Texto de leitura:
Ainda assim, defende que, mesmo que seja “remar contra a maré”, a solução passa por informar mais: “A participação acaba por ser um reflexo da dinâmica que existe”, pelo que apenas um “enfatizar da importância” trará mudanças.

Apesar de estas campanhas de sensibilização serem “trabalho da Mesa [da Assembleia Geral de Alunos]”, podem passar por divulgação física ou digital, continuando uma aposta que já se fez anteriormente.  

O Orçamento Participativo e as críticas

À semelhança de anos anteriores, a AEIST lançou um orçamento participativo por forma a financiar projetos de estudantes do IST que pudessem beneficiar a comunidade a nível académico, profissional, científico, artístico, cultural, ou desportivo, numa tentativa de envolver a comunidade na sua “tomada de decisões”. 

Neste ano, houve apenas um projeto aceite, o “Bar Aberto Grátis”, tendo como primeiro proponente o aluno Leonardo Pedrosa, projeto este que foi eleito pelos estudantes e realizado a 26 de outubro.

Objetivo da tarefa:
Segundo o texto de leitura, com que objetivo a AEIST lançou um orçamento participativo? Explique em uma a três frases.

Dados:
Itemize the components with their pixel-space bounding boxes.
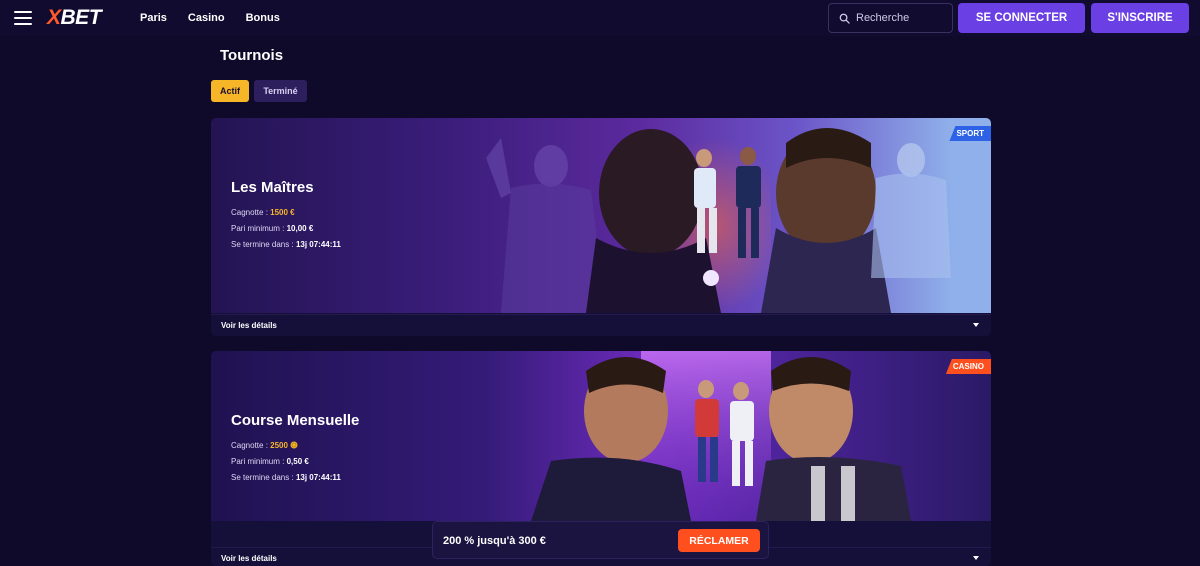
prize-label: Cagnotte : [231,208,268,217]
details-label: Voir les détails [221,554,277,563]
promo-bar: 200 % jusqu'à 300 € RÉCLAMER [432,521,769,559]
ends-value: 13j 07:44:11 [295,240,341,249]
min-bet-info: Pari minimum : 10,00 € [231,224,313,233]
ends-info: Se termine dans : 13j 07:44:11 [231,240,341,249]
hamburger-menu-icon[interactable] [14,11,32,25]
category-badge-casino: CASINO [945,359,991,374]
main-nav: Paris Casino Bonus [140,0,301,36]
nav-item-casino[interactable]: Casino [188,12,225,24]
tournament-title: Course Mensuelle [231,412,360,429]
promo-text: 200 % jusqu'à 300 € [443,535,546,547]
coin-icon [290,441,298,449]
chevron-down-icon [973,556,979,560]
search-icon [839,13,850,24]
min-bet-label: Pari minimum : [231,224,285,233]
min-bet-value: 0,50 € [286,457,309,466]
details-label: Voir les détails [221,321,277,330]
min-bet-info: Pari minimum : 0,50 € [231,457,309,466]
prize-info: Cagnotte : 1500 € [231,208,295,217]
min-bet-value: 10,00 € [286,224,314,233]
tournament-banner [211,351,991,521]
prize-value: 1500 € [270,208,295,217]
top-header: XBET Paris Casino Bonus SE CONNECTER S'I… [0,0,1200,36]
ends-label: Se termine dans : [231,473,294,482]
chevron-down-icon [973,323,979,327]
nav-item-bonus[interactable]: Bonus [246,12,280,24]
banner-artwork [486,128,951,313]
tournament-title: Les Maîtres [231,179,314,196]
ends-label: Se termine dans : [231,240,294,249]
ends-value: 13j 07:44:11 [295,473,341,482]
tournament-banner [211,118,991,313]
page-title: Tournois [220,47,284,64]
min-bet-label: Pari minimum : [231,457,285,466]
tab-actif[interactable]: Actif [211,80,249,102]
brand-logo[interactable]: XBET [47,5,102,31]
tab-termine[interactable]: Terminé [254,80,307,102]
search-box[interactable] [828,3,953,33]
banner-artwork [531,351,911,521]
category-badge-sport: SPORT [949,126,991,141]
prize-label: Cagnotte : [231,441,268,450]
prize-value: 2500 [270,441,288,450]
ends-info: Se termine dans : 13j 07:44:11 [231,473,341,482]
claim-button[interactable]: RÉCLAMER [678,529,760,552]
prize-info: Cagnotte : 2500 [231,441,298,450]
login-button[interactable]: SE CONNECTER [958,3,1085,33]
logo-bet: BET [60,6,102,29]
logo-x: X [47,6,61,29]
search-input[interactable] [856,12,946,24]
signup-button[interactable]: S'INSCRIRE [1091,3,1189,33]
details-toggle[interactable]: Voir les détails [211,314,991,336]
nav-item-paris[interactable]: Paris [140,12,167,24]
tournament-card[interactable]: Les Maîtres Cagnotte : 1500 € Pari minim… [211,118,991,336]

Resposta do exercício:
A AEIST lançou o orçamento participativo para financiar projetos de estudantes do IST que pudessem beneficiar a comunidade a nível académico, profissional, científico, artístico, cultural ou desportivo. Assim, procurava envolver a comunidade na sua tomada de decisões.